* [Problem statement]
Repeat the data verbatim.
** Begin Records shown **
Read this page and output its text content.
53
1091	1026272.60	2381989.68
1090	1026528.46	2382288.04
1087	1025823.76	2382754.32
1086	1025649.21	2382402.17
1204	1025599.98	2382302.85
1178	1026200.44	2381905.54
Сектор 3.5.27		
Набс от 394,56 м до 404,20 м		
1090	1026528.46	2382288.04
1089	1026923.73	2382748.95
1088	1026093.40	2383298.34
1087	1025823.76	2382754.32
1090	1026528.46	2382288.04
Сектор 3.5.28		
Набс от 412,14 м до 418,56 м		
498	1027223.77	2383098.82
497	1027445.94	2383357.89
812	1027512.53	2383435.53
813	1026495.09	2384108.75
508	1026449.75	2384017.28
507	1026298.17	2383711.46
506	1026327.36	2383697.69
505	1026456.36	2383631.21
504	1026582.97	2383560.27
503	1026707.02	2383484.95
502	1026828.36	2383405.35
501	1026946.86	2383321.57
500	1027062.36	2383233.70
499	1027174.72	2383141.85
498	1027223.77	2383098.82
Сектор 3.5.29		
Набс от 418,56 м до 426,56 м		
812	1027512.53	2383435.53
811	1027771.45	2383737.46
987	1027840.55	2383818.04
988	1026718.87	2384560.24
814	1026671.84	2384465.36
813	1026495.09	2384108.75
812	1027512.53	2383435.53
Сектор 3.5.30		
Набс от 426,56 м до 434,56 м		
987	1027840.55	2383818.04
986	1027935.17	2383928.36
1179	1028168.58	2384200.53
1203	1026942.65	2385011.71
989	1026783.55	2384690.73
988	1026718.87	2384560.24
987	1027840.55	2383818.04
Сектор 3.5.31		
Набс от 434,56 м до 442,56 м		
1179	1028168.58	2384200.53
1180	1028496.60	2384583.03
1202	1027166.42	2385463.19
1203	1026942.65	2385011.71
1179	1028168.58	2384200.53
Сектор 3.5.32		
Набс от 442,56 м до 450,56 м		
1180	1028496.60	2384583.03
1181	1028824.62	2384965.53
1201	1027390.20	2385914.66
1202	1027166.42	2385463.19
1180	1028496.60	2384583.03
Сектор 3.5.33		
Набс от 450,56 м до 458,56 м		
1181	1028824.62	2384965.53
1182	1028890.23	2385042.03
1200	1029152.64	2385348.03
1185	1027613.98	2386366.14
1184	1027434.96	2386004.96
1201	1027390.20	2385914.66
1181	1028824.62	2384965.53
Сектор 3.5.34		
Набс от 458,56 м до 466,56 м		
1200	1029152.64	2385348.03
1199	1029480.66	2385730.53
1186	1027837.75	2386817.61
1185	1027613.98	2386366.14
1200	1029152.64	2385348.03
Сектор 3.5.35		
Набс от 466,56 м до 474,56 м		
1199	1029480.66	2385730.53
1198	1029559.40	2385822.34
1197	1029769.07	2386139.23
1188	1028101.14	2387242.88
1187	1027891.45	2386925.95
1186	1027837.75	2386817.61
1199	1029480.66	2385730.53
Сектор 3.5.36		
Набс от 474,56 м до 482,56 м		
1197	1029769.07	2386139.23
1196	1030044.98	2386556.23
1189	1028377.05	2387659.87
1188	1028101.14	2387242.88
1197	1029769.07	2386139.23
** End Records shown **
* [Solution]
Read this page and output its text content.
53
1091	1026272.60	2381989.68
1090	1026528.46	2382288.04
1087	1025823.76	2382754.32
1086	1025649.21	2382402.17
1204	1025599.98	2382302.85
1178	1026200.44	2381905.54
Сектор 3.5.27		
Набс от 394,56 м до 404,20 м		
1090	1026528.46	2382288.04
1089	1026923.73	2382748.95
1088	1026093.40	2383298.34
1087	1025823.76	2382754.32
1090	1026528.46	2382288.04
Сектор 3.5.28		
Набс от 412,14 м до 418,56 м		
498	1027223.77	2383098.82
497	1027445.94	2383357.89
812	1027512.53	2383435.53
813	1026495.09	2384108.75
508	1026449.75	2384017.28
507	1026298.17	2383711.46
506	1026327.36	2383697.69
505	1026456.36	2383631.21
504	1026582.97	2383560.27
503	1026707.02	2383484.95
502	1026828.36	2383405.35
501	1026946.86	2383321.57
500	1027062.36	2383233.70
499	1027174.72	2383141.85
498	1027223.77	2383098.82
Сектор 3.5.29		
Набс от 418,56 м до 426,56 м		
812	1027512.53	2383435.53
811	1027771.45	2383737.46
987	1027840.55	2383818.04
988	1026718.87	2384560.24
814	1026671.84	2384465.36
813	1026495.09	2384108.75
812	1027512.53	2383435.53
Сектор 3.5.30		
Набс от 426,56 м до 434,56 м		
987	1027840.55	2383818.04
986	1027935.17	2383928.36
1179	1028168.58	2384200.53
1203	1026942.65	2385011.71
989	1026783.55	2384690.73
988	1026718.87	2384560.24
987	1027840.55	2383818.04
Сектор 3.5.31		
Набс от 434,56 м до 442,56 м		
1179	1028168.58	2384200.53
1180	1028496.60	2384583.03
1202	1027166.42	2385463.19
1203	1026942.65	2385011.71
1179	1028168.58	2384200.53
Сектор 3.5.32		
Набс от 442,56 м до 450,56 м		
1180	1028496.60	2384583.03
1181	1028824.62	2384965.53
1201	1027390.20	2385914.66
1202	1027166.42	2385463.19
1180	1028496.60	2384583.03
Сектор 3.5.33		
Набс от 450,56 м до 458,56 м		
1181	1028824.62	2384965.53
1182	1028890.23	2385042.03
1200	1029152.64	2385348.03
1185	1027613.98	2386366.14
1184	1027434.96	2386004.96
1201	1027390.20	2385914.66
1181	1028824.62	2384965.53
Сектор 3.5.34		
Набс от 458,56 м до 466,56 м		
1200	1029152.64	2385348.03
1199	1029480.66	2385730.53
1186	1027837.75	2386817.61
1185	1027613.98	2386366.14
1200	1029152.64	2385348.03
Сектор 3.5.35		
Набс от 466,56 м до 474,56 м		
1199	1029480.66	2385730.53
1198	1029559.40	2385822.34
1197	1029769.07	2386139.23
1188	1028101.14	2387242.88
1187	1027891.45	2386925.95
1186	1027837.75	2386817.61
1199	1029480.66	2385730.53
Сектор 3.5.36		
Набс от 474,56 м до 482,56 м		
1197	1029769.07	2386139.23
1196	1030044.98	2386556.23
1189	1028377.05	2387659.87
1188	1028101.14	2387242.88
1197	1029769.07	2386139.23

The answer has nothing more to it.